### Provided records
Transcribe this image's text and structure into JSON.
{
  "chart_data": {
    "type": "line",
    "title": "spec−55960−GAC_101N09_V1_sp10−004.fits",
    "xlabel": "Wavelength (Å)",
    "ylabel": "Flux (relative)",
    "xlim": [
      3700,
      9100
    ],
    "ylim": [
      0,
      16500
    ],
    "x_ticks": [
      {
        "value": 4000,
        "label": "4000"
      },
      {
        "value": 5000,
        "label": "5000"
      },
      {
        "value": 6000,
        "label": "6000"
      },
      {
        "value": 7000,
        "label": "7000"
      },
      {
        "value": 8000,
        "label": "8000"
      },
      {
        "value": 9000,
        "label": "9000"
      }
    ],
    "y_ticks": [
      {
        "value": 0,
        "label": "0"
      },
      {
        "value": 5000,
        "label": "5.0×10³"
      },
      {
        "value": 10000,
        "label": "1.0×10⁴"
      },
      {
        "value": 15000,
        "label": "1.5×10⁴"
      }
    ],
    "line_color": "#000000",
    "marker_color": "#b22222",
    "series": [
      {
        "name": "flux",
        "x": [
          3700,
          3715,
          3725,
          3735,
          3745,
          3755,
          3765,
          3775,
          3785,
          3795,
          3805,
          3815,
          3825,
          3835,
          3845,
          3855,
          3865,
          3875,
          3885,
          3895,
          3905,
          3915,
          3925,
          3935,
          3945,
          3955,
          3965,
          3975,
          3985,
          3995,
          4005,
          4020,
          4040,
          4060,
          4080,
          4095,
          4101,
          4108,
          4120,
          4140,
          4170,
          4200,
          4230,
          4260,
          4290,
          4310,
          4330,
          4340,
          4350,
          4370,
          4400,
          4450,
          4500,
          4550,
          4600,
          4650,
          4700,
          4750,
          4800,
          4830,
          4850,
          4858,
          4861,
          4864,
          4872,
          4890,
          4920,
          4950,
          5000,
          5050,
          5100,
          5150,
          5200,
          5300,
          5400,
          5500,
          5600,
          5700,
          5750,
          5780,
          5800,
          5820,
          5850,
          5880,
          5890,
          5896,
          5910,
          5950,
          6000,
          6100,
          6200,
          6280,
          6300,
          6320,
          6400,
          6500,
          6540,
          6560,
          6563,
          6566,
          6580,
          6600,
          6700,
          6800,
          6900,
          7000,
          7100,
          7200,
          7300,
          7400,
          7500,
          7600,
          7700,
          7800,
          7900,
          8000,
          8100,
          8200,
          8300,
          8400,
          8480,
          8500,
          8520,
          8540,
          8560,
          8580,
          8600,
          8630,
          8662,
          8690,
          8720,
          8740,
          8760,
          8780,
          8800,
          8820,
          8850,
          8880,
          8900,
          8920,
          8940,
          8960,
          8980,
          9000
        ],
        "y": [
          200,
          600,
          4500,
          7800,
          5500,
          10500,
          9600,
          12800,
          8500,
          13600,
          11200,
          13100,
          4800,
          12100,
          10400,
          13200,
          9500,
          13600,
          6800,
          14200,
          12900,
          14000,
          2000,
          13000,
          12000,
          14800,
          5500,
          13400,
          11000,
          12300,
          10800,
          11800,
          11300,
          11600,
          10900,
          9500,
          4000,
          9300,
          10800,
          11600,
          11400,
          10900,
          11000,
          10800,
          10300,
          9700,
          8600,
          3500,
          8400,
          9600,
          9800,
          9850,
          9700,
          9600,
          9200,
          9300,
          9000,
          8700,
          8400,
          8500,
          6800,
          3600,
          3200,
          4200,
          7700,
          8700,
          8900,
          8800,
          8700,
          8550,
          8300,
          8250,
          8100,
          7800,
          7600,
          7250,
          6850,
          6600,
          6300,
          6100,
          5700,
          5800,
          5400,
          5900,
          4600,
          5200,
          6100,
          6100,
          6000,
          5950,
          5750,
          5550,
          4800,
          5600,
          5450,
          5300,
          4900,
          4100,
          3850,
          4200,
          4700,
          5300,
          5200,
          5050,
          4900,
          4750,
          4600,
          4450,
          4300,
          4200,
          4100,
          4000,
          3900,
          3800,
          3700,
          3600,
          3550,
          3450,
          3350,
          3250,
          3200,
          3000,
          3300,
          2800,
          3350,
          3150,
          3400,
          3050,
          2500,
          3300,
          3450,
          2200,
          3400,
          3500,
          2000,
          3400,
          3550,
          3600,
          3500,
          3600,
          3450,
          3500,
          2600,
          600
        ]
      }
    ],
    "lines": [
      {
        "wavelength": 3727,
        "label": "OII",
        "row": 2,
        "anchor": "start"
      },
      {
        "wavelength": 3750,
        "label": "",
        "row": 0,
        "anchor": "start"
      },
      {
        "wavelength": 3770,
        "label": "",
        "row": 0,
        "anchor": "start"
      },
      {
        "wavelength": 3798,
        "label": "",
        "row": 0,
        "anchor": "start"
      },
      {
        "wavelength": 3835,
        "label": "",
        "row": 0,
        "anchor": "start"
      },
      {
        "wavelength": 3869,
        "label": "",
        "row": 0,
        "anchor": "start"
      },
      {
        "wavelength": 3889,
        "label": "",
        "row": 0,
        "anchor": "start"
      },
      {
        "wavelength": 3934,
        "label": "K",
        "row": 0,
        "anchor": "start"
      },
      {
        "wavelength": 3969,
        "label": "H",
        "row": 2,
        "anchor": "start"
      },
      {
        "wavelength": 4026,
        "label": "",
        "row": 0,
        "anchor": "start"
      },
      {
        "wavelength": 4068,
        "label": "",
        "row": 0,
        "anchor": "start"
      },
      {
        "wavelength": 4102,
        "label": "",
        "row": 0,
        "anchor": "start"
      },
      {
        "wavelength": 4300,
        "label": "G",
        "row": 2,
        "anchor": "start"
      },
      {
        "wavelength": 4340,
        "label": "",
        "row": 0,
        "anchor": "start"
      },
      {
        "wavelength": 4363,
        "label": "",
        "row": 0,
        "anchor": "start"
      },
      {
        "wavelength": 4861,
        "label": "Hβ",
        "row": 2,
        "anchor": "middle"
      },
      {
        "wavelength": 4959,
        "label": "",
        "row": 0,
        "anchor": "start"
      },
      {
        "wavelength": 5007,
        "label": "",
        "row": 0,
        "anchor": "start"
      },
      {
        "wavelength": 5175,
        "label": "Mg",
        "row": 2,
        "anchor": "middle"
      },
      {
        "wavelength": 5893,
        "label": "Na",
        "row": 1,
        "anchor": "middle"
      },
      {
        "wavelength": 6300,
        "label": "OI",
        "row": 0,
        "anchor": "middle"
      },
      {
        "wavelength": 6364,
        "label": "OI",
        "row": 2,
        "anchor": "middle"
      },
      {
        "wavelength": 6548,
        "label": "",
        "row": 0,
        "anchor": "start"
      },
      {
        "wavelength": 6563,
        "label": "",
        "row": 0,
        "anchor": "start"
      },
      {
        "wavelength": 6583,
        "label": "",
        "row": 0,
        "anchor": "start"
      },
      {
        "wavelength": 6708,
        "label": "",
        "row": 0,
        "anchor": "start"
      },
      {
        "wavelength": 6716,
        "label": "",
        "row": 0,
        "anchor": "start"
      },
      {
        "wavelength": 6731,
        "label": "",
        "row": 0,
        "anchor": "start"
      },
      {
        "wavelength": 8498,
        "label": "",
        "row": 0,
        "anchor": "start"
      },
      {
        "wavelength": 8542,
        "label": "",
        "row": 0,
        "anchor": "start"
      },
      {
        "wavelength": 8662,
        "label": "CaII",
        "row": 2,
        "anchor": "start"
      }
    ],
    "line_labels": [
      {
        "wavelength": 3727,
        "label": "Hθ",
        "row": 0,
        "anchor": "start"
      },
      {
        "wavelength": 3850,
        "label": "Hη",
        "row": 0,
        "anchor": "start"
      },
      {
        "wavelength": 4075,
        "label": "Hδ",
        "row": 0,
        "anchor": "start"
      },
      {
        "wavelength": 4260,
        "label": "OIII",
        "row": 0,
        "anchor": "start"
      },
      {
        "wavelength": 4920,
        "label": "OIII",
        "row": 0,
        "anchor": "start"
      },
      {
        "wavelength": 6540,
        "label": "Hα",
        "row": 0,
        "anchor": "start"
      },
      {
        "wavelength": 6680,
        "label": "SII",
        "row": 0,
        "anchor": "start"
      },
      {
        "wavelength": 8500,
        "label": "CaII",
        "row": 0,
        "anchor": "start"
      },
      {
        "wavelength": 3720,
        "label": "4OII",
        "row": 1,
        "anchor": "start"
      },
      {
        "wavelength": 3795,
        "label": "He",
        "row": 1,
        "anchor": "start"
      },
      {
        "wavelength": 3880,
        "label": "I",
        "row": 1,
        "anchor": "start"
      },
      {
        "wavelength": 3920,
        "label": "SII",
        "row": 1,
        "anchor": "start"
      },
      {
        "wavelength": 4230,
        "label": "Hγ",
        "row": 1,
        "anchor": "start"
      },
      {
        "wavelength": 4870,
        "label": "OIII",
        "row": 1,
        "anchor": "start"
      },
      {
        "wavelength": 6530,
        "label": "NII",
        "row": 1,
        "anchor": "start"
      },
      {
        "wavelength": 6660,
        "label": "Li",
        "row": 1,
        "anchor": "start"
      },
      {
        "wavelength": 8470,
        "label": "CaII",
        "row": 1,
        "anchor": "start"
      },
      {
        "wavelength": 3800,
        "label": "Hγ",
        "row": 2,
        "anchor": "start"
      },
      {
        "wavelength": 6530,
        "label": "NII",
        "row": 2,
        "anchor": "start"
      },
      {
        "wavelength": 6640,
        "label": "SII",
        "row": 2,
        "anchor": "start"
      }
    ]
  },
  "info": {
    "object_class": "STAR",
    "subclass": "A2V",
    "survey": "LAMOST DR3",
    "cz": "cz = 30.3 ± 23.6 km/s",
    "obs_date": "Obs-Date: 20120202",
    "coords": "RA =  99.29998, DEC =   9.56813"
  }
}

### Task instructions
Looking back at the lines above, state how many contain the word "value", and supply nothing besides the number.

### Completed task
10